— Begin Information given —
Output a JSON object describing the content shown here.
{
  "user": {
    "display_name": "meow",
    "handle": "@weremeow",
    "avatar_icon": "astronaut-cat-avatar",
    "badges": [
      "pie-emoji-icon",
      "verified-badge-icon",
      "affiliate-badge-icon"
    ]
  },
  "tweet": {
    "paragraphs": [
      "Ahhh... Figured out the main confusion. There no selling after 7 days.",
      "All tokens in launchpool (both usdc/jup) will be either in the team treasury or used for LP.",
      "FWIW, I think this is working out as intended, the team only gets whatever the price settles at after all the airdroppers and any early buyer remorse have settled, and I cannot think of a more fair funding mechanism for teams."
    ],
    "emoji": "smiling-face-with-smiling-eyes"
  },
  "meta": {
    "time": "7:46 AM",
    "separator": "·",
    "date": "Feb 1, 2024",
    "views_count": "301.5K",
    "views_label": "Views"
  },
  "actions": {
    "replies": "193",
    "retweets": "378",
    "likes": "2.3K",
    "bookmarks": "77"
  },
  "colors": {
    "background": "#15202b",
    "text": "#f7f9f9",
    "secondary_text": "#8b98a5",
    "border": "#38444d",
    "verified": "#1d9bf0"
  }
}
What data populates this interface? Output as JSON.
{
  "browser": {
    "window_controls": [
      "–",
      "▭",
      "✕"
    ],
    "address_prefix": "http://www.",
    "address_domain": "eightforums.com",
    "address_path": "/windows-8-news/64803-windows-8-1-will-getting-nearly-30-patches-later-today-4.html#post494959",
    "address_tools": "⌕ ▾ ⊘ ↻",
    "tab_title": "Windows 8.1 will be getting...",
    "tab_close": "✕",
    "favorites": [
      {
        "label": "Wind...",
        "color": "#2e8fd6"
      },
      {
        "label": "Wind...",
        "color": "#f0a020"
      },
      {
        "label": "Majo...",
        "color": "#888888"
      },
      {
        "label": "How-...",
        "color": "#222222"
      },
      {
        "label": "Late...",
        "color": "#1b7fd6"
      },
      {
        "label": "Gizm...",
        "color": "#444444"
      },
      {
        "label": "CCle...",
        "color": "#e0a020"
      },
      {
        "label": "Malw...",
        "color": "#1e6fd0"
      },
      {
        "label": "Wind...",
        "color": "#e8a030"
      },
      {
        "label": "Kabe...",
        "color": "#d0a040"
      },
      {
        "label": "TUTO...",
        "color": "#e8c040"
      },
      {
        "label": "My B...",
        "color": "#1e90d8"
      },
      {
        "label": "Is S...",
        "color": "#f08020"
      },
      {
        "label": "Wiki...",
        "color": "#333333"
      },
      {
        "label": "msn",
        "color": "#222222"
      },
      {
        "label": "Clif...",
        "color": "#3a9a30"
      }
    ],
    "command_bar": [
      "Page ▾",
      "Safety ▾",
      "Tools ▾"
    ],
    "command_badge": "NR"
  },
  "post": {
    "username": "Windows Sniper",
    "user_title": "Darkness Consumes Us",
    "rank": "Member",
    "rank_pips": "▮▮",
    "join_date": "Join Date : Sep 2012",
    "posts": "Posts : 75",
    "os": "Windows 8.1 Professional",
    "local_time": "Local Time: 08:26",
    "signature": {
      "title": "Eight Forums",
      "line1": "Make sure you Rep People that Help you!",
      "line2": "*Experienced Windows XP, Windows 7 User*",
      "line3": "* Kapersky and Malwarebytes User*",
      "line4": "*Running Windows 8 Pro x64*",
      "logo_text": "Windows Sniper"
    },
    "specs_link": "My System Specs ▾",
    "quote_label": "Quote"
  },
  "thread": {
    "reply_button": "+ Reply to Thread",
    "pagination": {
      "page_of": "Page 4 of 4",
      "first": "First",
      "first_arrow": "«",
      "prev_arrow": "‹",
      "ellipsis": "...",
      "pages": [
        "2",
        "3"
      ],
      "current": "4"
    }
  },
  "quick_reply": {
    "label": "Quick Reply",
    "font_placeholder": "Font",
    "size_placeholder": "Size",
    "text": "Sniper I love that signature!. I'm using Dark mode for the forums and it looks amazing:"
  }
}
— End Information given —
■ Directive
Copy all lines from the material that hold "this".

■ Full output
      "FWIW, I think this is working out as intended, the team only gets whatever the price settles at after all the airdroppers and any early buyer remorse have settled, and I cannot think of a more fair funding mechanism for teams."
What data populates this interface? Output as JSON.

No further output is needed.